Directions for this task :: Within this material, how many lines have the string "Provision" in them? The answer is a number, with nothing added.

Collected data entries:
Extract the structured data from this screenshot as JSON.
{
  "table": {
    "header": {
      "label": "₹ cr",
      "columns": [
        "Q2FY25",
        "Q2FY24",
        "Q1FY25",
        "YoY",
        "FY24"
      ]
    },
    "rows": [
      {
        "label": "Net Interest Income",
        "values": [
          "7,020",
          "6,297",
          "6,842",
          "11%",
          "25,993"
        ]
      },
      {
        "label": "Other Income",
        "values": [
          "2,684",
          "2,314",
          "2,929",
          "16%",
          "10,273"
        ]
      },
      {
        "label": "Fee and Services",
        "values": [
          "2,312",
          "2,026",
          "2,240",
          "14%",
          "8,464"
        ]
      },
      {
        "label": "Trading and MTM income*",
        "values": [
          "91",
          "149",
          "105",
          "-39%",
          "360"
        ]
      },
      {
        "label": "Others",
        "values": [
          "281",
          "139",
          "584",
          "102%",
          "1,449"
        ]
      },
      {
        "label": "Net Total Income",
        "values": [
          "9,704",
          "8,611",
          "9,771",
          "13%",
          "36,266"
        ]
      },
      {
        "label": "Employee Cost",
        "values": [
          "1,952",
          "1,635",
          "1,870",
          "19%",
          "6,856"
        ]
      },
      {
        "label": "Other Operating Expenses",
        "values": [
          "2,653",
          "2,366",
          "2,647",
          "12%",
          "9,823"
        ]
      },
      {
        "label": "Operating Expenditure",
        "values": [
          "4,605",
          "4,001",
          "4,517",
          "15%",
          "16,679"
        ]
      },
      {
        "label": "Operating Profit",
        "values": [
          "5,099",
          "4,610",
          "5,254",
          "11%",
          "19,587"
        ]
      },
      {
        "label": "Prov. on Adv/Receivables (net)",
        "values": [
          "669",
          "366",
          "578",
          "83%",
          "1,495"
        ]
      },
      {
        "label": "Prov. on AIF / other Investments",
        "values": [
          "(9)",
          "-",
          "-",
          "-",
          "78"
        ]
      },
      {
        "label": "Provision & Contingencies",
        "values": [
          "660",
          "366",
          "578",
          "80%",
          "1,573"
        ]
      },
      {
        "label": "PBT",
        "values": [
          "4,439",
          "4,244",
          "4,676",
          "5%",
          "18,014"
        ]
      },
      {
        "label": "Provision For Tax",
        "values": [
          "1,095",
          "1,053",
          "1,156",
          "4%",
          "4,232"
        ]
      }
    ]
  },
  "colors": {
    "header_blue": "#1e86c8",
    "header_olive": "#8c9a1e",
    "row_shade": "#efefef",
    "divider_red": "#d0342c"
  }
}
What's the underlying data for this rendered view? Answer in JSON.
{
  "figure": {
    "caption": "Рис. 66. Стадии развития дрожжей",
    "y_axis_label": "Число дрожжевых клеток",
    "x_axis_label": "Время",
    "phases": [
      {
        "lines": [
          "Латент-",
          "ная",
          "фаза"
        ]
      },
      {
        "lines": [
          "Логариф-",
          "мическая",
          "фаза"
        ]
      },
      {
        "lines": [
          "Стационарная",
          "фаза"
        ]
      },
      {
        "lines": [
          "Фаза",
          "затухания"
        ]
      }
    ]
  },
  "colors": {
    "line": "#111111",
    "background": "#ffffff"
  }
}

The result :: 2